> _PROBLEM DETAILS_:
Find the word "JSON" in the records below. List each line containing it.

> _RECORDED INFORMATION_:
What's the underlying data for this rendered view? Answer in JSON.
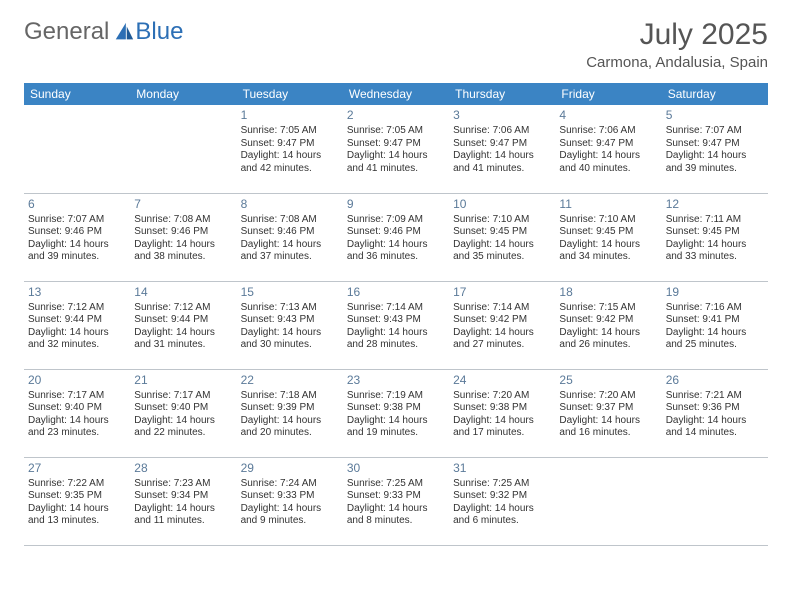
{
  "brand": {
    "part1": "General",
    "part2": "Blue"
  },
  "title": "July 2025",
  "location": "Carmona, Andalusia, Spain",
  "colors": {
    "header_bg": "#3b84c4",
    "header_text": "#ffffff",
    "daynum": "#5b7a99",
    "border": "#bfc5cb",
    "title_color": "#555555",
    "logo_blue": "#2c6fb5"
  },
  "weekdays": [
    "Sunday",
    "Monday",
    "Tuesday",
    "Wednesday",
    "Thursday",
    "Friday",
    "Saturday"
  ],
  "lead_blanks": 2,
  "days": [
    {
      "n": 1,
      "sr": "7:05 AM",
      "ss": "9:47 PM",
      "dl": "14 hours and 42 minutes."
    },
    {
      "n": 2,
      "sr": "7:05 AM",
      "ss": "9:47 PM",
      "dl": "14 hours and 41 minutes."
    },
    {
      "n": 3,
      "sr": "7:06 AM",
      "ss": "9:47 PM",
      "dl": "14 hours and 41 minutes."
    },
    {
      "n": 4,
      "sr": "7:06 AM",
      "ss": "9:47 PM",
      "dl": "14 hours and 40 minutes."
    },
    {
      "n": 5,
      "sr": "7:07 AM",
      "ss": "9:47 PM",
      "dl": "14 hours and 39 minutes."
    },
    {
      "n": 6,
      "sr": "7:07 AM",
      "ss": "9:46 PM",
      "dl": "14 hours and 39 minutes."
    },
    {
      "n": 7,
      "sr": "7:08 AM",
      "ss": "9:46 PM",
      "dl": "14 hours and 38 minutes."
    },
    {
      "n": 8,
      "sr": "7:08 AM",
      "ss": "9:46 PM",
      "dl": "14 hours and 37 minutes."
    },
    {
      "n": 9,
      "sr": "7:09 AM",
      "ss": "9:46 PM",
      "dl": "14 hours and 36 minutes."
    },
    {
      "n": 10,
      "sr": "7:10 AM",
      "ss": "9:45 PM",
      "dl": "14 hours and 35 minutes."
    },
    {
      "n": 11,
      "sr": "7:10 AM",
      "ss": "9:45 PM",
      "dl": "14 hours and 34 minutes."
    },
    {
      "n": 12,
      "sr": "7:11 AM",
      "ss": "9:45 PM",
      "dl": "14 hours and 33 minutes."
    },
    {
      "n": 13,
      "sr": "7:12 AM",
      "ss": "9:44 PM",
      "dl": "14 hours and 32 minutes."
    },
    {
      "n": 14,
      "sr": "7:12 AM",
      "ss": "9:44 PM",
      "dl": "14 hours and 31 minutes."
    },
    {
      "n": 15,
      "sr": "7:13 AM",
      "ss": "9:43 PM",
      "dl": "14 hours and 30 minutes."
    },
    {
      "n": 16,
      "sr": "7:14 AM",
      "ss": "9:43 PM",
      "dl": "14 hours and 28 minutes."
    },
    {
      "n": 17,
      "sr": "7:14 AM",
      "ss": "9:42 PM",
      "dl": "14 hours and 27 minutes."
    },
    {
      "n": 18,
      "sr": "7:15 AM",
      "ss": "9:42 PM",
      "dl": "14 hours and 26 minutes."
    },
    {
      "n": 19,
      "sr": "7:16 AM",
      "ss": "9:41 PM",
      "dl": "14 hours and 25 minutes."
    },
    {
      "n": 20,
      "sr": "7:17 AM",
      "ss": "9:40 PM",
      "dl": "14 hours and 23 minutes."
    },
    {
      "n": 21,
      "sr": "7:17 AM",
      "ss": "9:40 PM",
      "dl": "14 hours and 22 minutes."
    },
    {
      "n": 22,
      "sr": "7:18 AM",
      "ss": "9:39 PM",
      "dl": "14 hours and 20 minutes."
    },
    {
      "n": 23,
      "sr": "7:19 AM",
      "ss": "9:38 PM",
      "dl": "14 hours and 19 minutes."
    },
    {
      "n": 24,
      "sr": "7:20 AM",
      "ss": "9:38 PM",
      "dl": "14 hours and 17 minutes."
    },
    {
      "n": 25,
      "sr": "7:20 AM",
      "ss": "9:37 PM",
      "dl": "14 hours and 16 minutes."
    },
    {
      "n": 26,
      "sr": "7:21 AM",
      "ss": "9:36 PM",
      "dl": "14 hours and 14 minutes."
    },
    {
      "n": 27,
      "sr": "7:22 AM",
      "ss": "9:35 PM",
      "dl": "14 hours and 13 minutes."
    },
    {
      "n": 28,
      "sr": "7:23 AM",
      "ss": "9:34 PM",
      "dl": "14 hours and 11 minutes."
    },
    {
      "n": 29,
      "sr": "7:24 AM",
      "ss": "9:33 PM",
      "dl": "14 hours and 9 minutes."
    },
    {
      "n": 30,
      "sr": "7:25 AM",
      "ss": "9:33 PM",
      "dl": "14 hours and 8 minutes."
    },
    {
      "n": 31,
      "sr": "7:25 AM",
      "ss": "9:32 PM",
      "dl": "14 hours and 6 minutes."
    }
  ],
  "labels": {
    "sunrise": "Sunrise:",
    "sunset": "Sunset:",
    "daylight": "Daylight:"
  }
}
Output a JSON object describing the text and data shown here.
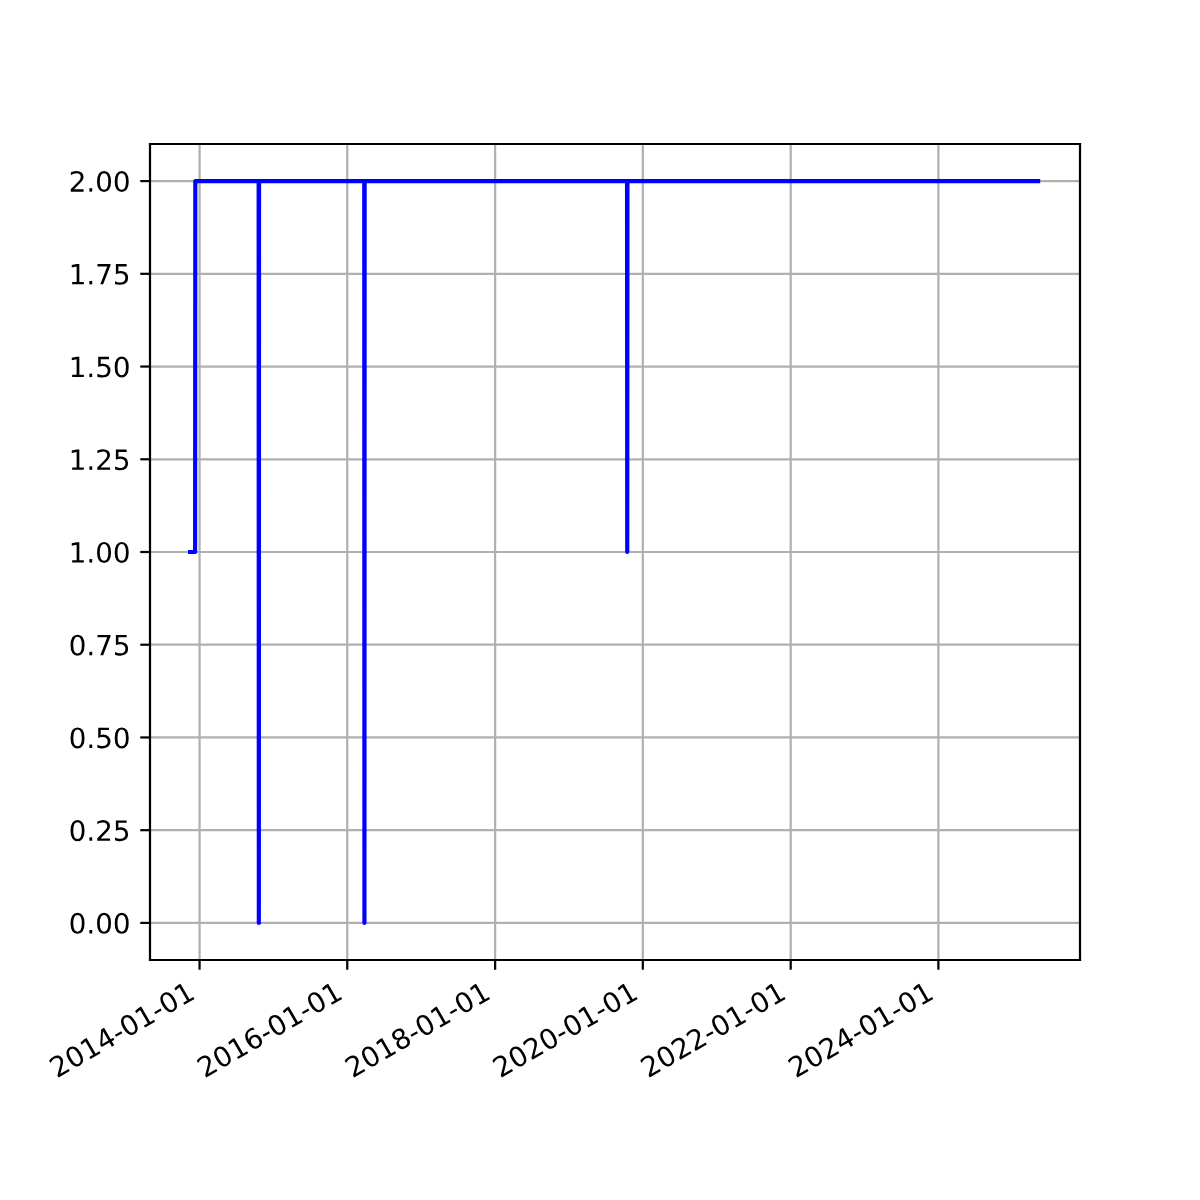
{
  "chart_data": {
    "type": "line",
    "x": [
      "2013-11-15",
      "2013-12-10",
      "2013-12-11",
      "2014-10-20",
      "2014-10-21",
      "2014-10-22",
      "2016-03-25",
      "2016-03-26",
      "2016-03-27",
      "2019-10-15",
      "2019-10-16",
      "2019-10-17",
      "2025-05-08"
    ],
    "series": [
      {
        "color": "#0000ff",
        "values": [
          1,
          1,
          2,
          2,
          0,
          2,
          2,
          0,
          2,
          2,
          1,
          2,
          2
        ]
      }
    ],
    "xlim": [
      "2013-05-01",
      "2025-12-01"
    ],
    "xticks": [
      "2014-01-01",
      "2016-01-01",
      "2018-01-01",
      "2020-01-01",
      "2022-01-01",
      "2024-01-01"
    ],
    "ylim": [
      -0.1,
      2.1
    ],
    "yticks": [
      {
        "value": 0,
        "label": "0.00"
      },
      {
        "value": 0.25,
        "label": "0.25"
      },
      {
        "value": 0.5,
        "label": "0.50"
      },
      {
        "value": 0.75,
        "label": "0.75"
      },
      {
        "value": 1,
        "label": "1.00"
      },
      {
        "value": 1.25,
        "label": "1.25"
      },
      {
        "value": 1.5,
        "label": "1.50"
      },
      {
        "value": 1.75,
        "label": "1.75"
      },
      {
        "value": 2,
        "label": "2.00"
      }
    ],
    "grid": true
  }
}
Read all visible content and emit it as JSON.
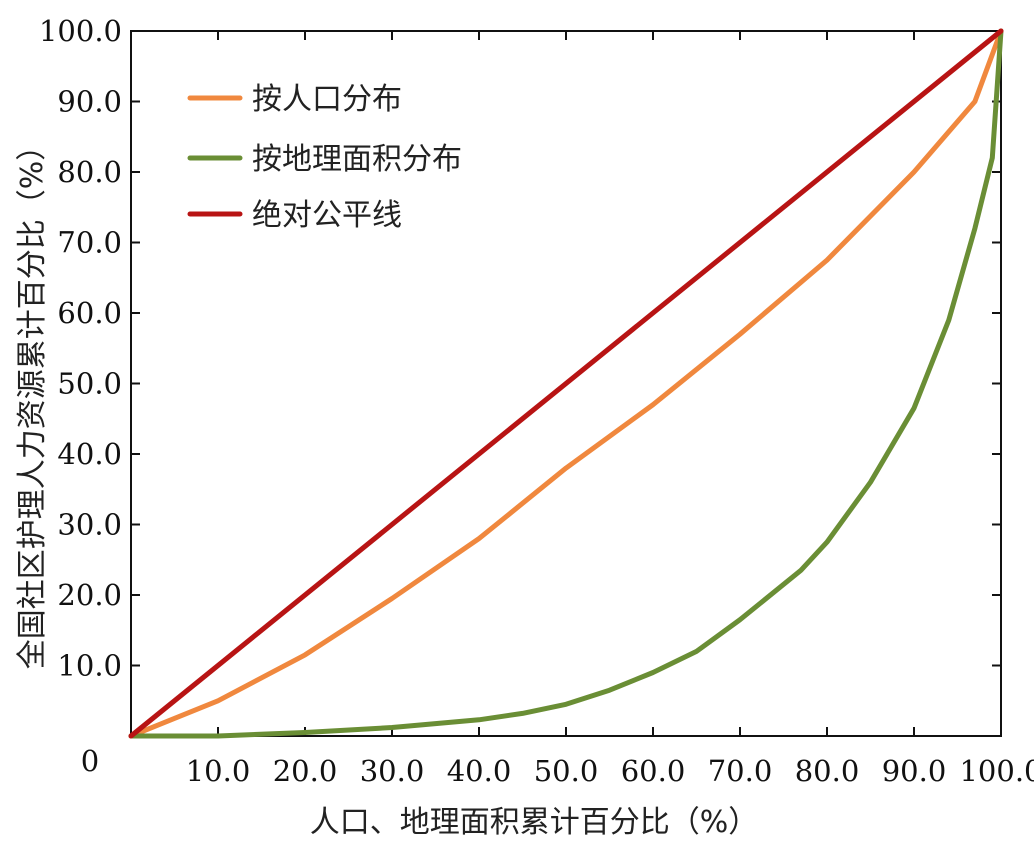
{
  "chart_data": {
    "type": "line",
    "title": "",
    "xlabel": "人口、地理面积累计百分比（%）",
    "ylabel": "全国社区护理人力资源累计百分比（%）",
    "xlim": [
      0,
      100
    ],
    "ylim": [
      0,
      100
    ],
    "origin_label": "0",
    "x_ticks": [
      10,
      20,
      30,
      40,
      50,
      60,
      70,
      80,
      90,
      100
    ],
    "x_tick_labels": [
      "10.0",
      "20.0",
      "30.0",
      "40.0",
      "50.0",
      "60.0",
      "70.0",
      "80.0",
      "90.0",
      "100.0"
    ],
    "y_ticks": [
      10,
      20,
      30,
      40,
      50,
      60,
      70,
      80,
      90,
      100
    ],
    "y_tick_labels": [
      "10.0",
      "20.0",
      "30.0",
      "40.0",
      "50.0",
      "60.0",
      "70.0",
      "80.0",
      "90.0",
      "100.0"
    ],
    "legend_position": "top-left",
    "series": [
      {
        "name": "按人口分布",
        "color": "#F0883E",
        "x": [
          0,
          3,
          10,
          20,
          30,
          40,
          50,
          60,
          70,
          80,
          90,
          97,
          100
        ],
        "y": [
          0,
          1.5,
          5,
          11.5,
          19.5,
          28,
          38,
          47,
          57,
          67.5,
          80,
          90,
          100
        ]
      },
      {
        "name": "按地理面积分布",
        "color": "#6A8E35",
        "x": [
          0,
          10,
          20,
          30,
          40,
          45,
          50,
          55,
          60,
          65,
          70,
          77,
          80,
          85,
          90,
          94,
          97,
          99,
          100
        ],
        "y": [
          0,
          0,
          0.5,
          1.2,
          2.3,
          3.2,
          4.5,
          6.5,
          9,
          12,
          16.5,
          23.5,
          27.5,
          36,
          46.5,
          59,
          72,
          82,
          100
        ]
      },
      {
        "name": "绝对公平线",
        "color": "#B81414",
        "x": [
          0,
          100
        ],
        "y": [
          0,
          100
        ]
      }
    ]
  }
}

> _OUTPUT BELOW_:
What's the underlying data for this rendered view? Answer in JSON.
Output a JSON object describing the text and data shown here.
Read all visible content and emit it as JSON.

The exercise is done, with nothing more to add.